STATED GOAL A ::
Answer these questions about the pull request review thread:
(i) What script does the first comment ask to be run?
(ii) Which file does the Zuul integration job use?
(iii) Which file already runs must-gather and records failure on rescue?

PAGE EXTRACT ::
Support CPMS test role in shiftstack-qa automation#9
Conversation
imatza-rh
left a comment
There was a problem hiding this comment.
Good port from the IR-plugin. Nice improvements: OpenStack resource cleanup in always, must-gather on test failure. Nit: PR description says "branch fallback" but prepare_openshift_tests.yml has no fallback - same as all other roles, works fine.
Please run ./gate.sh (ansible-lint + pre-commit inside the shiftstack-client container) - no CI checks are configured on GitHub PRs. yamllint passes locally, but ansible-lint needs the container.
| - post | ||
| - verification | ||
| - day2ops | ||
| - cpms_test |
There was a problem hiding this comment.
Is cpms_test needed here? This is a Jenkins job definition — the Zuul integration job uses osp_verification.yaml. The e2e-periodic rolls all 3 masters (5h ginkgo timeout) and has been a systemic timeout in Jenkins since 4.18.
There was a problem hiding this comment.
You're right, this is a Jenkins job definition and the e2e-periodic 5h timeout would be problematic here. Removed cpms_test from stages, cpms_replace_attrs from day2ops_procedures, and the cpms_replacements vars. The CPMS tests will only run via the Zuul integration job using osp_verification.yaml.
| - cpms_replacements.sg_name in item.security_groups | json_query('[*].name') | ||
| with_items: "{{ master_after }}" | ||
|
|
||
| rescue: |
There was a problem hiding this comment.
The day2ops wrapper run_procedure.yml already runs must-gather + records failure on rescue. This inner rescue duplicates that. See how moving-etcd-to-ephemeral.yml handles it — no inner rescue, relies on the wrapper. Consider removing this rescue block (keep the always — the restore logic is correct and needed).
There was a problem hiding this comment.
Agreed. run_procedure.yml already handles must-gather and failure recording in its rescue block. Removed the inner rescue to follow the same pattern as moving-etcd-to-ephemeral.yml. The always block with the CPMS restore logic is kept since that's procedure-specific cleanup that the wrapper can't handle.

DATA IN THIS EXERCISE ::
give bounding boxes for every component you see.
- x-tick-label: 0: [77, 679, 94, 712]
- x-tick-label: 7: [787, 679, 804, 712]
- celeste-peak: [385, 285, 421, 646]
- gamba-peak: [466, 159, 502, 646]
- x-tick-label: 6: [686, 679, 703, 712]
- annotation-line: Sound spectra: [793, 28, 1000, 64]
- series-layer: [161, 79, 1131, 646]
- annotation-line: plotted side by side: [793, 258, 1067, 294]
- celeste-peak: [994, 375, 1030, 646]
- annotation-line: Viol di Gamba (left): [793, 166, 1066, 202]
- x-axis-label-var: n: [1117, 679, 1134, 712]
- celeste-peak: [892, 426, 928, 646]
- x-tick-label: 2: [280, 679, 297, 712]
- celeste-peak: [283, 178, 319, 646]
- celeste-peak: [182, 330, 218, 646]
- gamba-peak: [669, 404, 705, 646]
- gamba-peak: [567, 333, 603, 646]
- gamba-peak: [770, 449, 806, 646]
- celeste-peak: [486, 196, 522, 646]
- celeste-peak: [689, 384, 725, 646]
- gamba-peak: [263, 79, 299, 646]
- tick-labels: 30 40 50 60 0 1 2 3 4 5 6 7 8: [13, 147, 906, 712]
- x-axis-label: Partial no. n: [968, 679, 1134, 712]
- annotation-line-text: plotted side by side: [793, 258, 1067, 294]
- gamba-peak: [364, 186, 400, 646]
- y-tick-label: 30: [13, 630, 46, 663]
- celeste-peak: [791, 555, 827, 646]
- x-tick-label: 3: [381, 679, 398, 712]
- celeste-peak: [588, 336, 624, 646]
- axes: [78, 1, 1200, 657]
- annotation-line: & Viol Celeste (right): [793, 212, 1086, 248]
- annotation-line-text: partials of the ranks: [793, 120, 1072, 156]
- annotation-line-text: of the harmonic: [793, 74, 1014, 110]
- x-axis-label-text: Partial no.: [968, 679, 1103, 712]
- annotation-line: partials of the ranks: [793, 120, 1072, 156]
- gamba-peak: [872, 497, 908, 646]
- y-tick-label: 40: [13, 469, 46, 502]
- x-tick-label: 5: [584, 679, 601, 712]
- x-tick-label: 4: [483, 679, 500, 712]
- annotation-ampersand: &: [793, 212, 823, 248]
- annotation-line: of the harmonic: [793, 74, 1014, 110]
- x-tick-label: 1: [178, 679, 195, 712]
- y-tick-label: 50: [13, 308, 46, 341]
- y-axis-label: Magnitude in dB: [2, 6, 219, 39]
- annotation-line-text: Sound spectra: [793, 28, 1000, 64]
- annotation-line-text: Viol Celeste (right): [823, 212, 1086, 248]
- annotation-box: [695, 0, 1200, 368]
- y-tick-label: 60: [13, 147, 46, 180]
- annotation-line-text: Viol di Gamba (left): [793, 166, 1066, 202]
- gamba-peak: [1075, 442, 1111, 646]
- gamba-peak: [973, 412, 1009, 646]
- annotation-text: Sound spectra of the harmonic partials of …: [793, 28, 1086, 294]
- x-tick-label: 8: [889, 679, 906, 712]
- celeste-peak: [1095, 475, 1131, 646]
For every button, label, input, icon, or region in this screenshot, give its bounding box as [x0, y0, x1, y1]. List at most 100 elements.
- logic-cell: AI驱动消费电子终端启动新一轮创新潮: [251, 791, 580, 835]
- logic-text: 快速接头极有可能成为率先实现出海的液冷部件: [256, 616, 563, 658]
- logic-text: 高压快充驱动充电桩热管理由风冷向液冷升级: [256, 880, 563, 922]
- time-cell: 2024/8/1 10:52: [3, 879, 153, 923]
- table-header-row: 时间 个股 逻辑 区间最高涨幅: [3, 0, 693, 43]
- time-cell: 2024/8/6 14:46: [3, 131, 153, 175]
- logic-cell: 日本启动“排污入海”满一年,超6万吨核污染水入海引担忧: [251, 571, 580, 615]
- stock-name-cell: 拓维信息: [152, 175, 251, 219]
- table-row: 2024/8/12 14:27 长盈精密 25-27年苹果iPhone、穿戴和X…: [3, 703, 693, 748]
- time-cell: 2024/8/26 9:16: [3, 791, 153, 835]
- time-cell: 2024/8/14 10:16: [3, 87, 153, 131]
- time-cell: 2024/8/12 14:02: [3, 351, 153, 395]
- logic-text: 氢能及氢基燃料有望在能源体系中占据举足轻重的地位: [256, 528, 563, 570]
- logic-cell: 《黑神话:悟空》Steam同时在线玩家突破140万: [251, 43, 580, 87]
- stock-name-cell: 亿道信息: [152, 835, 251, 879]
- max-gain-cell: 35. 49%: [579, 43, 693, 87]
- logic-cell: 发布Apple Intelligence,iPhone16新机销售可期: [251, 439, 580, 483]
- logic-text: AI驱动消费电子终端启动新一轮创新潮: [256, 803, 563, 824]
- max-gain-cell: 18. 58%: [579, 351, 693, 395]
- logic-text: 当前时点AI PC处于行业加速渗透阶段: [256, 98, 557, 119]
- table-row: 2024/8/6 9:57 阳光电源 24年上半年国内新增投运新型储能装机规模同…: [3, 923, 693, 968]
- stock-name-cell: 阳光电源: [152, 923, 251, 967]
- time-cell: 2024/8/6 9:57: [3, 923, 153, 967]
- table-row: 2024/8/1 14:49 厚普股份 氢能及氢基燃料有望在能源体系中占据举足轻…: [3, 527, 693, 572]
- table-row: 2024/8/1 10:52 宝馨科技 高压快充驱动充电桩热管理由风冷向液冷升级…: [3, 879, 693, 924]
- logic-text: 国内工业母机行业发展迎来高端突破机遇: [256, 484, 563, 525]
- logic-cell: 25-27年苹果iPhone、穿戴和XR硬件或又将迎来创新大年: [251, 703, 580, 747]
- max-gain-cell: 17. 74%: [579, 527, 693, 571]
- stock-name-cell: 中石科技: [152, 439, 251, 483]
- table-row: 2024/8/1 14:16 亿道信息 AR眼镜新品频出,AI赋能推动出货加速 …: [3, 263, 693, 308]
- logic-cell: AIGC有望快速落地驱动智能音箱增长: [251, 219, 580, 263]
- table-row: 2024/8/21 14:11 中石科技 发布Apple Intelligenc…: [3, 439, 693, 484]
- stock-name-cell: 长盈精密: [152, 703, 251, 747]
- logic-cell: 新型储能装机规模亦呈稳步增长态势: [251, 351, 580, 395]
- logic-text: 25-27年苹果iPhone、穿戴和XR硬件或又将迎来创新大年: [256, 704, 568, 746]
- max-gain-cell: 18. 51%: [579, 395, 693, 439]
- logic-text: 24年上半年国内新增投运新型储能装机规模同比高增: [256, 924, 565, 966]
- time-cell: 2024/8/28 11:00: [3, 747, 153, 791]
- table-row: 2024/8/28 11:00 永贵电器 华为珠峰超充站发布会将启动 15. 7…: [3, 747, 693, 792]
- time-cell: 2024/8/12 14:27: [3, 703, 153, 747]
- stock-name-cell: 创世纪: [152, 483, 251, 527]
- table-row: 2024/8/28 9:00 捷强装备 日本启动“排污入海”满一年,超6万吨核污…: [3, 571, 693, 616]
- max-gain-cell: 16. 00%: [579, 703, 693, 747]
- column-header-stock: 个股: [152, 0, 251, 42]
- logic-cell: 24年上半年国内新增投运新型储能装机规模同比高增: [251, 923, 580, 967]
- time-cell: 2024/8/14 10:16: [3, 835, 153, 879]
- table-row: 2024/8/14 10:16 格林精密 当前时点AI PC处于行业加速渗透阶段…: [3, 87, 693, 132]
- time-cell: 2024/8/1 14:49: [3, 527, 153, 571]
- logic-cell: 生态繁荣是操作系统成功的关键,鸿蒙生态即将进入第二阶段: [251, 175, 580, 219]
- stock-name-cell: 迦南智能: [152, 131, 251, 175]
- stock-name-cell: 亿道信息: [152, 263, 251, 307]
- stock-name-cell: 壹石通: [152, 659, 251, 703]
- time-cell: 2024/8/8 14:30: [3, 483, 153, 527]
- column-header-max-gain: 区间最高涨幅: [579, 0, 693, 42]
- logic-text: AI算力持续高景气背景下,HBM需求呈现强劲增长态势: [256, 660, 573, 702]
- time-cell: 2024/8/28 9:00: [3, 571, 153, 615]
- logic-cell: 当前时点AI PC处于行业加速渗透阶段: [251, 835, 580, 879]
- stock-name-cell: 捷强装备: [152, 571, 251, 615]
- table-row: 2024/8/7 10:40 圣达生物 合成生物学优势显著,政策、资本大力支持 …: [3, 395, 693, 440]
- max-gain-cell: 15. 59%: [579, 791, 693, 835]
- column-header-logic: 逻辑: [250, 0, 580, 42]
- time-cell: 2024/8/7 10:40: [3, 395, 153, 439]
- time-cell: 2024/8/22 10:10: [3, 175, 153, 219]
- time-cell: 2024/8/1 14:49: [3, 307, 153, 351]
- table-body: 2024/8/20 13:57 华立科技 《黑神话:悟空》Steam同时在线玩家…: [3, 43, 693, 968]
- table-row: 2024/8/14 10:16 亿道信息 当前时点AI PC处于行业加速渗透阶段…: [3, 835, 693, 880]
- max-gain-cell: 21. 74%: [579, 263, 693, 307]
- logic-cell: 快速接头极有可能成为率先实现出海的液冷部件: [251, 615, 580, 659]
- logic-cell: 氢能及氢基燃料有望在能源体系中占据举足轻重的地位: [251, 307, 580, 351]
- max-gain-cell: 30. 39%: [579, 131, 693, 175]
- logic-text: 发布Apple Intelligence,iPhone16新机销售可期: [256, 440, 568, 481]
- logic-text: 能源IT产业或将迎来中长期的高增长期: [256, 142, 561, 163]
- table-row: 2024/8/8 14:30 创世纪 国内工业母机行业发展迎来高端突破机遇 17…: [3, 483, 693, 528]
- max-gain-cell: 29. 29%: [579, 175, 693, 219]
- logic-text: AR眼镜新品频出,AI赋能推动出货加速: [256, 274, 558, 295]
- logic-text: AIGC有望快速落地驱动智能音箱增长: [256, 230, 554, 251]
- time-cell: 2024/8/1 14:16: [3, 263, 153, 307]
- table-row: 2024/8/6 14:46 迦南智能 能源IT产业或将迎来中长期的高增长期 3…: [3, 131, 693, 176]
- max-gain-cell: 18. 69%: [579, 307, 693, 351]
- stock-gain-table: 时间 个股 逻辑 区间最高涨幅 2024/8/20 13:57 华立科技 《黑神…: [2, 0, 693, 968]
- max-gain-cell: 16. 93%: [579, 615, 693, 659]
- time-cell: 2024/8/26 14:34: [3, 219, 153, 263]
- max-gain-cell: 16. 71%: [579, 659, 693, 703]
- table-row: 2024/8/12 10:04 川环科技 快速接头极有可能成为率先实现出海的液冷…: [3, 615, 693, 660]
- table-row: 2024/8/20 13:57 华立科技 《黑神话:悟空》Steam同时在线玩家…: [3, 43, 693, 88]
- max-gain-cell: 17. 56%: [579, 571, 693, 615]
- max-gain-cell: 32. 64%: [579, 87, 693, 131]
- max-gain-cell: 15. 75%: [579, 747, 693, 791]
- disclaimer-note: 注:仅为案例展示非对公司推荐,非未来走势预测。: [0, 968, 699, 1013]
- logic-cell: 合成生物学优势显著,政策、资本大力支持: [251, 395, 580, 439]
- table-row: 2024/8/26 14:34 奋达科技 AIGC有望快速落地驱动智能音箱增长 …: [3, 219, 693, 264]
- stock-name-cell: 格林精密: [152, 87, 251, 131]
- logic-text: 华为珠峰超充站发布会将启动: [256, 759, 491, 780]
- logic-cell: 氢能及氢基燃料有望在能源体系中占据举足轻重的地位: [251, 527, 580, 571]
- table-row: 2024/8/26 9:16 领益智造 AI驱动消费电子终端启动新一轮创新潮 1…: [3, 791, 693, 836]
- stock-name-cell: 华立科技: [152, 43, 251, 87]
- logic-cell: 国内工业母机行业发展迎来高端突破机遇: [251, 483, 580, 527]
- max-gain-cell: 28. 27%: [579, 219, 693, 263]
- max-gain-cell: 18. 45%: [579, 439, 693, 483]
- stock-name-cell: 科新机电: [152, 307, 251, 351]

STATED GOAL B :: Reproduce the rows word for word, from the first row through the line containing "- x-axis-label-text: Partial", with both ends included.

EXERCISE RESPONSE A ::
(i) ./gate.sh
(ii) osp_verification.yaml
(iii) run_procedure.yml

EXERCISE RESPONSE B ::
give bounding boxes for every component you see.
- x-tick-label: 0: [77, 679, 94, 712]
- x-tick-label: 7: [787, 679, 804, 712]
- celeste-peak: [385, 285, 421, 646]
- gamba-peak: [466, 159, 502, 646]
- x-tick-label: 6: [686, 679, 703, 712]
- annotation-line: Sound spectra: [793, 28, 1000, 64]
- series-layer: [161, 79, 1131, 646]
- annotation-line: plotted side by side: [793, 258, 1067, 294]
- celeste-peak: [994, 375, 1030, 646]
- annotation-line: Viol di Gamba (left): [793, 166, 1066, 202]
- x-axis-label-var: n: [1117, 679, 1134, 712]
- celeste-peak: [892, 426, 928, 646]
- x-tick-label: 2: [280, 679, 297, 712]
- celeste-peak: [283, 178, 319, 646]
- celeste-peak: [182, 330, 218, 646]
- gamba-peak: [669, 404, 705, 646]
- gamba-peak: [567, 333, 603, 646]
- gamba-peak: [770, 449, 806, 646]
- celeste-peak: [486, 196, 522, 646]
- celeste-peak: [689, 384, 725, 646]
- gamba-peak: [263, 79, 299, 646]
- tick-labels: 30 40 50 60 0 1 2 3 4 5 6 7 8: [13, 147, 906, 712]
- x-axis-label: Partial no. n: [968, 679, 1134, 712]
- annotation-line-text: plotted side by side: [793, 258, 1067, 294]
- gamba-peak: [364, 186, 400, 646]
- y-tick-label: 30: [13, 630, 46, 663]
- celeste-peak: [791, 555, 827, 646]
- x-tick-label: 3: [381, 679, 398, 712]
- celeste-peak: [588, 336, 624, 646]
- axes: [78, 1, 1200, 657]
- annotation-line: & Viol Celeste (right): [793, 212, 1086, 248]
- annotation-line-text: partials of the ranks: [793, 120, 1072, 156]
- annotation-line-text: of the harmonic: [793, 74, 1014, 110]
- x-axis-label-text: Partial no.: [968, 679, 1103, 712]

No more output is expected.